STATED PROBLEM: Check each line of the listing for the string "袁世凯实行独裁统治", count the lines that have it, and answer with that number only.

MATERIAL FOR THE TASK:
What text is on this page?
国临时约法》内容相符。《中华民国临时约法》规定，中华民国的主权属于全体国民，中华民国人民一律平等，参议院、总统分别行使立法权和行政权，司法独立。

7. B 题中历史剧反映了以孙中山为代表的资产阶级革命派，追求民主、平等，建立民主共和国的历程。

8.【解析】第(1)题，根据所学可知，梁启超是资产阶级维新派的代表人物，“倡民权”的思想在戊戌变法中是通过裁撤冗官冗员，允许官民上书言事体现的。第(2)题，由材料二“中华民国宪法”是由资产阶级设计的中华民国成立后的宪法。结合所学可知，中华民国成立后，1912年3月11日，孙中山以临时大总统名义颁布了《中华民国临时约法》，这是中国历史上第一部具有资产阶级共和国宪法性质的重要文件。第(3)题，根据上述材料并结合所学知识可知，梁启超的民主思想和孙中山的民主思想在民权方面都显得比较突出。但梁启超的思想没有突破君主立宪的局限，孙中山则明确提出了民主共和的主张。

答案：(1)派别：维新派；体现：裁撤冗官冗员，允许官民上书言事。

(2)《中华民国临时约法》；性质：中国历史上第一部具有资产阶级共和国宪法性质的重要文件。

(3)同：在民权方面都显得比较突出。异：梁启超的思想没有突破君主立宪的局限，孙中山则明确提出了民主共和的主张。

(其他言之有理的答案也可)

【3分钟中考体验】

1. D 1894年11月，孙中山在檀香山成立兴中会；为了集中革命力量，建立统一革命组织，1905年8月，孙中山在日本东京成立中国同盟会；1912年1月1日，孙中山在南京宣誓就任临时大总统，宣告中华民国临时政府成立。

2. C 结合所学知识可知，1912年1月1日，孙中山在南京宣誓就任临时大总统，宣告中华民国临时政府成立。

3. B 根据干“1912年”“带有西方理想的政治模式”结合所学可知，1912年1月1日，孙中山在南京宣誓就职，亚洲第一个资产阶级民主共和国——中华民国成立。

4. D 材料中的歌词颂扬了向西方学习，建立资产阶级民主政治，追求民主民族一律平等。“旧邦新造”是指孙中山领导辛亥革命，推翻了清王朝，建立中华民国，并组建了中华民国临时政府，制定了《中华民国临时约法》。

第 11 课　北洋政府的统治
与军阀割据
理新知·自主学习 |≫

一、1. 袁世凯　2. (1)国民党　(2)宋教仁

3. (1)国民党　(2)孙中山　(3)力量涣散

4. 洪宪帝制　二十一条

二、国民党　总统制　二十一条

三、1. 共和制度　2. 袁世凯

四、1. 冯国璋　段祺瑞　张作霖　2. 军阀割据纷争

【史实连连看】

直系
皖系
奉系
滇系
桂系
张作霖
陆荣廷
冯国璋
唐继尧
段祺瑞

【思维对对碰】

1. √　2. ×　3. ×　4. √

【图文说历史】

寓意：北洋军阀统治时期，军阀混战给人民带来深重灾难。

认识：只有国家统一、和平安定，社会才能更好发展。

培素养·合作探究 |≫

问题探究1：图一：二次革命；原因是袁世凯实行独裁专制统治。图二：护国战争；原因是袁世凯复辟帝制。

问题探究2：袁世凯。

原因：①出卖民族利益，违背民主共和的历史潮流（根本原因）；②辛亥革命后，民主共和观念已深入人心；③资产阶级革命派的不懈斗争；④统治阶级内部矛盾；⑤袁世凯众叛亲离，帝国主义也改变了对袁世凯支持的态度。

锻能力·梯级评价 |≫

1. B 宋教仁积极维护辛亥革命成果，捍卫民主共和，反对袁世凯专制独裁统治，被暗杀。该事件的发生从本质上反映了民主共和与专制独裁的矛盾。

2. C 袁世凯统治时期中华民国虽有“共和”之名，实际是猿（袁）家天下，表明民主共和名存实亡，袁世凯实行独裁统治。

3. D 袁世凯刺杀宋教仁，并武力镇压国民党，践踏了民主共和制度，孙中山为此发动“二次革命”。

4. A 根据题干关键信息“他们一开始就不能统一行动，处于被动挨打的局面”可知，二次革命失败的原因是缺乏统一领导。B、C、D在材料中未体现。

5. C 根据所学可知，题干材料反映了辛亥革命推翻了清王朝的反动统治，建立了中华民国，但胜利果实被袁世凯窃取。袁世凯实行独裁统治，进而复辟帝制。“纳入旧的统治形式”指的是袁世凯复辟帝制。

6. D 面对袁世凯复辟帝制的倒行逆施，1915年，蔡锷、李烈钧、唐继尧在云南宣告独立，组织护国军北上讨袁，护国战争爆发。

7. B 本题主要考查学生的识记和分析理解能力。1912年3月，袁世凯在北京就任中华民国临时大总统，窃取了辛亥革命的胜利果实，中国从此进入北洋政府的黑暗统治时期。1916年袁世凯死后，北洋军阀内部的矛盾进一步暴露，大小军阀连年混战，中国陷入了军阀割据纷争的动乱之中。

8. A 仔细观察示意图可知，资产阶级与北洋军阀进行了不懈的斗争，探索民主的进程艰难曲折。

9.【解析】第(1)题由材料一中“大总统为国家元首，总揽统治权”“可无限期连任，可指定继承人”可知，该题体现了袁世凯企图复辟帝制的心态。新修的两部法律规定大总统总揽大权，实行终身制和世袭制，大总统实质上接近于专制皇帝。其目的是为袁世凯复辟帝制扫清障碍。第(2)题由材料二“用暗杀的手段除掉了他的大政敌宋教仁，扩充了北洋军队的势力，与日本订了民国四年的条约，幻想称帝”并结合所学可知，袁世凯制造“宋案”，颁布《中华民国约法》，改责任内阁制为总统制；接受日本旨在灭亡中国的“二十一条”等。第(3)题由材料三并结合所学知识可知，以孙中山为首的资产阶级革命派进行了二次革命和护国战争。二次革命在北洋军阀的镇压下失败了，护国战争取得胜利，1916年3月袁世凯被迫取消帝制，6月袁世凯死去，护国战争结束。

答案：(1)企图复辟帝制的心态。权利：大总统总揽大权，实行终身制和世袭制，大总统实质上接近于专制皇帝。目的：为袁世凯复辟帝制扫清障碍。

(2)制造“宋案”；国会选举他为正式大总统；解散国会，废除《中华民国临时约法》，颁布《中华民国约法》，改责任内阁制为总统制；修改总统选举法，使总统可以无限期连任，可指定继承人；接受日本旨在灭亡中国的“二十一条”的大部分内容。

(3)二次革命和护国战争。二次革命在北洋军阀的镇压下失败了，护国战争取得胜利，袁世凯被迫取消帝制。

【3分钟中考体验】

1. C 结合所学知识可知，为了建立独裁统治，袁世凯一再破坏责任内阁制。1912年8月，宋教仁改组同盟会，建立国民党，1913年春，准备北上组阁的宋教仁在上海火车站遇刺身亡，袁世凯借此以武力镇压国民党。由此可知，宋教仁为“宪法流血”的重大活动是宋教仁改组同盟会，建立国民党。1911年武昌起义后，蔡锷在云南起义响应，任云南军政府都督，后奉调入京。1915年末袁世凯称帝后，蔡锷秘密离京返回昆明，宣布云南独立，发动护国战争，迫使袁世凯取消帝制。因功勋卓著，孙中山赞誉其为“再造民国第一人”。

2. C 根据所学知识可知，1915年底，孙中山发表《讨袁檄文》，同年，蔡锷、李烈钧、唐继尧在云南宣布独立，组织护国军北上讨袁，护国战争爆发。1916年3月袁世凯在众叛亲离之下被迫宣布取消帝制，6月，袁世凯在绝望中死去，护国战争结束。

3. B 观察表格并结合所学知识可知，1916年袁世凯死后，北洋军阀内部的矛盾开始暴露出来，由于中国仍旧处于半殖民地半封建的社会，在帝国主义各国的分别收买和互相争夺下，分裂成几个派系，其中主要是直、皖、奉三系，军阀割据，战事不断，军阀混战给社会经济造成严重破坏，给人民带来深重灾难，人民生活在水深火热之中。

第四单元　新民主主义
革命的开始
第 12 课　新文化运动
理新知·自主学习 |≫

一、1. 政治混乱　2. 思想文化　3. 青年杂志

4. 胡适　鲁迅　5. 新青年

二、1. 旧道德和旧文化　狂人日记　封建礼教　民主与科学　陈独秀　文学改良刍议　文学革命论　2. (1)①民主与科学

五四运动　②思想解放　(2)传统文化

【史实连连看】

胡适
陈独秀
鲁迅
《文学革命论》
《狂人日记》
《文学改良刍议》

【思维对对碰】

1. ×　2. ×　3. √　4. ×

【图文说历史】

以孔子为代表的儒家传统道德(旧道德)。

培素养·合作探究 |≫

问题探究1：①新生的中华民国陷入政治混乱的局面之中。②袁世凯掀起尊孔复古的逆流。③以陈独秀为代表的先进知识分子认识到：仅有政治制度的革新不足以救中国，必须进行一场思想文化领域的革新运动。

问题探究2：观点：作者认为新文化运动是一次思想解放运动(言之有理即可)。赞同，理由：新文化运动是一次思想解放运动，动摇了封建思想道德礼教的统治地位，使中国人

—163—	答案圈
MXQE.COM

TASK OUTPUT: 2